● **SOURCE DATA**
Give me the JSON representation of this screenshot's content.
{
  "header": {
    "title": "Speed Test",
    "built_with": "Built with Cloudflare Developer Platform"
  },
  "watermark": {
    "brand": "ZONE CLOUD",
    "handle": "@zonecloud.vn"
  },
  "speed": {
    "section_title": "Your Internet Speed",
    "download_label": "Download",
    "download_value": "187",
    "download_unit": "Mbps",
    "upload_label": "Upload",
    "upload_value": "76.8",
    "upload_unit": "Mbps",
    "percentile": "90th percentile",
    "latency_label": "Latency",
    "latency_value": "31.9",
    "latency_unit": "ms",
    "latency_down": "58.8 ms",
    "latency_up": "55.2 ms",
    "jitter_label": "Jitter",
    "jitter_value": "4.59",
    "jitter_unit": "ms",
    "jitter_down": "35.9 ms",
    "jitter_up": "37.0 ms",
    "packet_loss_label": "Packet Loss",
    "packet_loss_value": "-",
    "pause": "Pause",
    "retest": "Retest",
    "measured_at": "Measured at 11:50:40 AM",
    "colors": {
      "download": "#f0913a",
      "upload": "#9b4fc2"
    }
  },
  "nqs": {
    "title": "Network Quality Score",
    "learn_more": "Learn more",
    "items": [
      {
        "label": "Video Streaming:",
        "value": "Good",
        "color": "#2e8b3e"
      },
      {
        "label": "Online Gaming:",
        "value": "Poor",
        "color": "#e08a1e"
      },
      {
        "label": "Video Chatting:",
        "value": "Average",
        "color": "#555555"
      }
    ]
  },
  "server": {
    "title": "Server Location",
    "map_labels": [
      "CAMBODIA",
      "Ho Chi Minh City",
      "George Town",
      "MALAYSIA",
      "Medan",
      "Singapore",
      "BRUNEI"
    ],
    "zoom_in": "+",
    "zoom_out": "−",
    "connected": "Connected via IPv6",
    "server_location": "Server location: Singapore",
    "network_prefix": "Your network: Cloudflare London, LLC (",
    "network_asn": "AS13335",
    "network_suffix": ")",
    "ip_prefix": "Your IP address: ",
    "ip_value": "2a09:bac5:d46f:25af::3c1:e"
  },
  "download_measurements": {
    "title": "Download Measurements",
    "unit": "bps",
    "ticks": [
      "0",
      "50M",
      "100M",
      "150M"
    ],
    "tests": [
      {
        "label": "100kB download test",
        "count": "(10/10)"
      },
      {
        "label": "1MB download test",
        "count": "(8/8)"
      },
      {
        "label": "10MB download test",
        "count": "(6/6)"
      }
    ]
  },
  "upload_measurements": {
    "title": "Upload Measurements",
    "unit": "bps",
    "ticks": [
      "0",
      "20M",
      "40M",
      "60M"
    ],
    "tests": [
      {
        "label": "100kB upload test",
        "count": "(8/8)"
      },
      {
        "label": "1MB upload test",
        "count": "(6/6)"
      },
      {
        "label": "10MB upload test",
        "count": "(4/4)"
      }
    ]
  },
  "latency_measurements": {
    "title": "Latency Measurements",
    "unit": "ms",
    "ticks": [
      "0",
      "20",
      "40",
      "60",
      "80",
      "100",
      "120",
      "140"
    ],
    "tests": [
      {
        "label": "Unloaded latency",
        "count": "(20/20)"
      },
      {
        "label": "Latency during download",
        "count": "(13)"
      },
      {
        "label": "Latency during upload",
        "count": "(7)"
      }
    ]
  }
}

● **THE TASK**
Transcribe each entry exactly.

● **WORKED ANSWER**
Give me the JSON representation of this screenshot's content.
{
  "header": {
    "title": "Speed Test",
    "built_with": "Built with Cloudflare Developer Platform"
  },
  "watermark": {
    "brand": "ZONE CLOUD",
    "handle": "@zonecloud.vn"
  },
  "speed": {
    "section_title": "Your Internet Speed",
    "download_label": "Download",
    "download_value": "187",
    "download_unit": "Mbps",
    "upload_label": "Upload",
    "upload_value": "76.8",
    "upload_unit": "Mbps",
    "percentile": "90th percentile",
    "latency_label": "Latency",
    "latency_value": "31.9",
    "latency_unit": "ms",
    "latency_down": "58.8 ms",
    "latency_up": "55.2 ms",
    "jitter_label": "Jitter",
    "jitter_value": "4.59",
    "jitter_unit": "ms",
    "jitter_down": "35.9 ms",
    "jitter_up": "37.0 ms",
    "packet_loss_label": "Packet Loss",
    "packet_loss_value": "-",
    "pause": "Pause",
    "retest": "Retest",
    "measured_at": "Measured at 11:50:40 AM",
    "colors": {
      "download": "#f0913a",
      "upload": "#9b4fc2"
    }
  },
  "nqs": {
    "title": "Network Quality Score",
    "learn_more": "Learn more",
    "items": [
      {
        "label": "Video Streaming:",
        "value": "Good",
        "color": "#2e8b3e"
      },
      {
        "label": "Online Gaming:",
        "value": "Poor",
        "color": "#e08a1e"
      },
      {
        "label": "Video Chatting:",
        "value": "Average",
        "color": "#555555"
      }
    ]
  },
  "server": {
    "title": "Server Location",
    "map_labels": [
      "CAMBODIA",
      "Ho Chi Minh City",
      "George Town",
      "MALAYSIA",
      "Medan",
      "Singapore",
      "BRUNEI"
    ],
    "zoom_in": "+",
    "zoom_out": "−",
    "connected": "Connected via IPv6",
    "server_location": "Server location: Singapore",
    "network_prefix": "Your network: Cloudflare London, LLC (",
    "network_asn": "AS13335",
    "network_suffix": ")",
    "ip_prefix": "Your IP address: ",
    "ip_value": "2a09:bac5:d46f:25af::3c1:e"
  },
  "download_measurements": {
    "title": "Download Measurements",
    "unit": "bps",
    "ticks": [
      "0",
      "50M",
      "100M",
      "150M"
    ],
    "tests": [
      {
        "label": "100kB download test",
        "count": "(10/10)"
      },
      {
        "label": "1MB download test",
        "count": "(8/8)"
      },
      {
        "label": "10MB download test",
        "count": "(6/6)"
      }
    ]
  },
  "upload_measurements": {
    "title": "Upload Measurements",
    "unit": "bps",
    "ticks": [
      "0",
      "20M",
      "40M",
      "60M"
    ],
    "tests": [
      {
        "label": "100kB upload test",
        "count": "(8/8)"
      },
      {
        "label": "1MB upload test",
        "count": "(6/6)"
      },
      {
        "label": "10MB upload test",
        "count": "(4/4)"
      }
    ]
  },
  "latency_measurements": {
    "title": "Latency Measurements",
    "unit": "ms",
    "ticks": [
      "0",
      "20",
      "40",
      "60",
      "80",
      "100",
      "120",
      "140"
    ],
    "tests": [
      {
        "label": "Unloaded latency",
        "count": "(20/20)"
      },
      {
        "label": "Latency during download",
        "count": "(13)"
      },
      {
        "label": "Latency during upload",
        "count": "(7)"
      }
    ]
  }
}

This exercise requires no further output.